Exercise details: Copy out, from the entries below, each line holding the string "contract".

Source data:
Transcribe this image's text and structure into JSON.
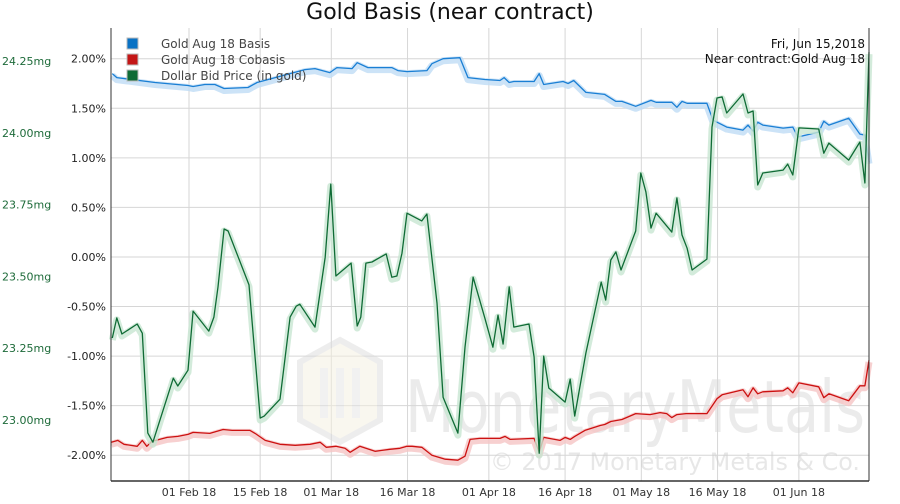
{
  "chart_data": {
    "type": "line",
    "title": "Gold Basis (near contract)",
    "x_unit": "day_of_year_2018",
    "xlim": [
      16.65,
      165.8
    ],
    "x_ticks": [
      {
        "day": 32,
        "label": "01 Feb 18"
      },
      {
        "day": 46,
        "label": "15 Feb 18"
      },
      {
        "day": 60,
        "label": "01 Mar 18"
      },
      {
        "day": 75,
        "label": "16 Mar 18"
      },
      {
        "day": 91,
        "label": "01 Apr 18"
      },
      {
        "day": 106,
        "label": "16 Apr 18"
      },
      {
        "day": 121,
        "label": "01 May 18"
      },
      {
        "day": 136,
        "label": "16 May 18"
      },
      {
        "day": 152,
        "label": "01 Jun 18"
      }
    ],
    "y_pct": {
      "ylim": [
        -2.26,
        2.31
      ],
      "ticks": [
        2.0,
        1.5,
        1.0,
        0.5,
        0.0,
        -0.5,
        -1.0,
        -1.5,
        -2.0
      ],
      "labels": [
        "2.00%",
        "1.50%",
        "1.00%",
        "0.50%",
        "0.00%",
        "-0.50%",
        "-1.00%",
        "-1.50%",
        "-2.00%"
      ]
    },
    "y_mg": {
      "ylim": [
        22.787,
        24.365
      ],
      "ticks": [
        24.25,
        24.0,
        23.75,
        23.5,
        23.25,
        23.0
      ],
      "labels": [
        "24.25mg",
        "24.00mg",
        "23.75mg",
        "23.50mg",
        "23.25mg",
        "23.00mg"
      ]
    },
    "grid": true,
    "legend_position": "top-left",
    "annotation": {
      "date": "Fri, Jun 15,2018",
      "contract": "Near contract:Gold Aug 18"
    },
    "watermark": {
      "logo_text": "MonetaryMetals",
      "copyright": "© 2017 Monetary Metals & Co."
    },
    "series": [
      {
        "name": "Gold Aug 18 Basis",
        "color": "#1a7fd4",
        "glow": "#bfdcf5",
        "axis": "pct",
        "points": [
          [
            16.9,
            1.85
          ],
          [
            17.8,
            1.81
          ],
          [
            25.3,
            1.76
          ],
          [
            31.8,
            1.73
          ],
          [
            32.8,
            1.72
          ],
          [
            35.1,
            1.74
          ],
          [
            37.1,
            1.74
          ],
          [
            38.9,
            1.7
          ],
          [
            43.6,
            1.71
          ],
          [
            45.4,
            1.76
          ],
          [
            54.8,
            1.89
          ],
          [
            56.8,
            1.9
          ],
          [
            59.7,
            1.86
          ],
          [
            61.1,
            1.91
          ],
          [
            64.1,
            1.9
          ],
          [
            65.1,
            1.96
          ],
          [
            67.2,
            1.91
          ],
          [
            71.9,
            1.91
          ],
          [
            73.1,
            1.88
          ],
          [
            74.9,
            1.87
          ],
          [
            78.8,
            1.88
          ],
          [
            79.8,
            1.95
          ],
          [
            82.0,
            2.0
          ],
          [
            85.3,
            2.01
          ],
          [
            86.9,
            1.81
          ],
          [
            90.2,
            1.79
          ],
          [
            93.2,
            1.78
          ],
          [
            94.0,
            1.81
          ],
          [
            95.0,
            1.76
          ],
          [
            95.9,
            1.77
          ],
          [
            99.9,
            1.77
          ],
          [
            100.9,
            1.85
          ],
          [
            101.8,
            1.74
          ],
          [
            105.6,
            1.77
          ],
          [
            106.6,
            1.75
          ],
          [
            107.7,
            1.78
          ],
          [
            110.1,
            1.66
          ],
          [
            113.8,
            1.64
          ],
          [
            116.0,
            1.57
          ],
          [
            117.2,
            1.57
          ],
          [
            119.9,
            1.52
          ],
          [
            122.9,
            1.58
          ],
          [
            123.9,
            1.56
          ],
          [
            127.0,
            1.56
          ],
          [
            128.0,
            1.51
          ],
          [
            129.0,
            1.57
          ],
          [
            130.0,
            1.55
          ],
          [
            133.9,
            1.55
          ],
          [
            135.1,
            1.38
          ],
          [
            137.8,
            1.31
          ],
          [
            141.0,
            1.28
          ],
          [
            142.0,
            1.33
          ],
          [
            143.0,
            1.27
          ],
          [
            143.9,
            1.36
          ],
          [
            144.9,
            1.33
          ],
          [
            148.9,
            1.3
          ],
          [
            150.8,
            1.31
          ],
          [
            151.8,
            1.21
          ],
          [
            155.9,
            1.26
          ],
          [
            156.9,
            1.37
          ],
          [
            157.9,
            1.33
          ],
          [
            161.8,
            1.4
          ],
          [
            164.0,
            1.24
          ],
          [
            165.0,
            1.23
          ],
          [
            166.0,
            0.96
          ]
        ]
      },
      {
        "name": "Gold Aug 18 Cobasis",
        "color": "#cc1111",
        "glow": "#f5c4c4",
        "axis": "pct",
        "points": [
          [
            16.7,
            -1.87
          ],
          [
            18.0,
            -1.85
          ],
          [
            19.2,
            -1.89
          ],
          [
            21.8,
            -1.91
          ],
          [
            22.8,
            -1.85
          ],
          [
            23.7,
            -1.91
          ],
          [
            24.7,
            -1.86
          ],
          [
            27.7,
            -1.82
          ],
          [
            29.8,
            -1.81
          ],
          [
            31.8,
            -1.79
          ],
          [
            32.8,
            -1.77
          ],
          [
            36.1,
            -1.78
          ],
          [
            38.7,
            -1.74
          ],
          [
            40.5,
            -1.75
          ],
          [
            44.0,
            -1.75
          ],
          [
            45.0,
            -1.78
          ],
          [
            47.0,
            -1.85
          ],
          [
            49.9,
            -1.89
          ],
          [
            52.9,
            -1.9
          ],
          [
            55.8,
            -1.89
          ],
          [
            57.8,
            -1.87
          ],
          [
            59.0,
            -1.92
          ],
          [
            60.9,
            -1.91
          ],
          [
            62.7,
            -1.93
          ],
          [
            63.7,
            -1.97
          ],
          [
            65.6,
            -1.91
          ],
          [
            68.6,
            -1.96
          ],
          [
            71.5,
            -1.94
          ],
          [
            73.5,
            -1.93
          ],
          [
            74.9,
            -1.91
          ],
          [
            75.9,
            -1.91
          ],
          [
            77.8,
            -1.92
          ],
          [
            79.8,
            -2.0
          ],
          [
            82.4,
            -2.04
          ],
          [
            84.9,
            -2.05
          ],
          [
            86.3,
            -2.01
          ],
          [
            87.3,
            -1.84
          ],
          [
            89.2,
            -1.83
          ],
          [
            93.2,
            -1.83
          ],
          [
            94.2,
            -1.81
          ],
          [
            95.2,
            -1.84
          ],
          [
            99.9,
            -1.83
          ],
          [
            100.9,
            -1.97
          ],
          [
            101.8,
            -1.82
          ],
          [
            105.0,
            -1.85
          ],
          [
            106.0,
            -1.82
          ],
          [
            107.0,
            -1.84
          ],
          [
            107.9,
            -1.81
          ],
          [
            109.9,
            -1.75
          ],
          [
            112.9,
            -1.7
          ],
          [
            113.8,
            -1.69
          ],
          [
            115.0,
            -1.66
          ],
          [
            117.2,
            -1.64
          ],
          [
            119.9,
            -1.58
          ],
          [
            122.7,
            -1.59
          ],
          [
            124.7,
            -1.57
          ],
          [
            126.0,
            -1.58
          ],
          [
            127.0,
            -1.62
          ],
          [
            128.0,
            -1.59
          ],
          [
            129.8,
            -1.58
          ],
          [
            133.9,
            -1.58
          ],
          [
            135.9,
            -1.43
          ],
          [
            136.9,
            -1.39
          ],
          [
            141.0,
            -1.34
          ],
          [
            142.0,
            -1.41
          ],
          [
            143.0,
            -1.32
          ],
          [
            143.9,
            -1.38
          ],
          [
            144.9,
            -1.36
          ],
          [
            148.9,
            -1.35
          ],
          [
            149.8,
            -1.32
          ],
          [
            150.8,
            -1.37
          ],
          [
            152.0,
            -1.27
          ],
          [
            155.9,
            -1.31
          ],
          [
            156.9,
            -1.42
          ],
          [
            157.9,
            -1.38
          ],
          [
            161.8,
            -1.45
          ],
          [
            164.0,
            -1.3
          ],
          [
            165.0,
            -1.3
          ],
          [
            166.0,
            -1.04
          ]
        ]
      },
      {
        "name": "Dollar Bid Price (in gold)",
        "color": "#0f6b35",
        "glow": "#c8e6d2",
        "axis": "mg",
        "points": [
          [
            16.9,
            23.285
          ],
          [
            17.8,
            23.355
          ],
          [
            18.8,
            23.299
          ],
          [
            21.8,
            23.334
          ],
          [
            22.8,
            23.302
          ],
          [
            23.9,
            22.954
          ],
          [
            24.9,
            22.922
          ],
          [
            28.9,
            23.145
          ],
          [
            29.8,
            23.118
          ],
          [
            31.8,
            23.173
          ],
          [
            32.8,
            23.379
          ],
          [
            35.9,
            23.309
          ],
          [
            36.9,
            23.358
          ],
          [
            37.7,
            23.463
          ],
          [
            38.9,
            23.665
          ],
          [
            39.7,
            23.658
          ],
          [
            43.8,
            23.47
          ],
          [
            46.0,
            23.006
          ],
          [
            46.8,
            23.013
          ],
          [
            49.9,
            23.072
          ],
          [
            51.9,
            23.358
          ],
          [
            53.1,
            23.396
          ],
          [
            53.8,
            23.403
          ],
          [
            56.8,
            23.323
          ],
          [
            58.8,
            23.567
          ],
          [
            59.9,
            23.821
          ],
          [
            60.9,
            23.501
          ],
          [
            63.9,
            23.546
          ],
          [
            65.1,
            23.327
          ],
          [
            65.8,
            23.358
          ],
          [
            66.8,
            23.546
          ],
          [
            68.0,
            23.55
          ],
          [
            70.8,
            23.578
          ],
          [
            71.9,
            23.497
          ],
          [
            72.9,
            23.501
          ],
          [
            73.9,
            23.581
          ],
          [
            74.9,
            23.72
          ],
          [
            77.8,
            23.693
          ],
          [
            78.8,
            23.717
          ],
          [
            80.8,
            23.407
          ],
          [
            82.0,
            23.079
          ],
          [
            84.9,
            22.954
          ],
          [
            86.3,
            23.253
          ],
          [
            87.9,
            23.497
          ],
          [
            90.2,
            23.355
          ],
          [
            91.8,
            23.253
          ],
          [
            92.8,
            23.365
          ],
          [
            93.8,
            23.264
          ],
          [
            95.0,
            23.463
          ],
          [
            95.9,
            23.323
          ],
          [
            98.9,
            23.334
          ],
          [
            99.9,
            23.219
          ],
          [
            100.9,
            22.884
          ],
          [
            101.8,
            23.222
          ],
          [
            102.8,
            23.111
          ],
          [
            106.0,
            23.062
          ],
          [
            107.0,
            23.142
          ],
          [
            107.9,
            23.013
          ],
          [
            110.1,
            23.233
          ],
          [
            113.1,
            23.48
          ],
          [
            114.0,
            23.417
          ],
          [
            115.0,
            23.557
          ],
          [
            116.0,
            23.585
          ],
          [
            117.0,
            23.522
          ],
          [
            119.9,
            23.658
          ],
          [
            120.9,
            23.86
          ],
          [
            121.9,
            23.794
          ],
          [
            122.9,
            23.668
          ],
          [
            123.9,
            23.72
          ],
          [
            127.0,
            23.654
          ],
          [
            128.0,
            23.773
          ],
          [
            129.0,
            23.644
          ],
          [
            130.0,
            23.598
          ],
          [
            131.0,
            23.522
          ],
          [
            133.9,
            23.56
          ],
          [
            134.9,
            24.02
          ],
          [
            135.9,
            24.121
          ],
          [
            136.9,
            24.125
          ],
          [
            137.8,
            24.069
          ],
          [
            141.0,
            24.135
          ],
          [
            142.0,
            24.069
          ],
          [
            143.0,
            24.076
          ],
          [
            143.9,
            23.818
          ],
          [
            144.9,
            23.86
          ],
          [
            148.9,
            23.87
          ],
          [
            149.8,
            23.891
          ],
          [
            150.8,
            23.853
          ],
          [
            152.0,
            24.017
          ],
          [
            155.9,
            24.013
          ],
          [
            156.9,
            23.929
          ],
          [
            157.9,
            23.964
          ],
          [
            161.8,
            23.905
          ],
          [
            164.0,
            23.968
          ],
          [
            165.0,
            23.825
          ],
          [
            166.0,
            24.281
          ]
        ]
      }
    ]
  }
}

Reply:
    "title": "Gold Basis (near contract)",
      "contract": "Near contract:Gold Aug 18"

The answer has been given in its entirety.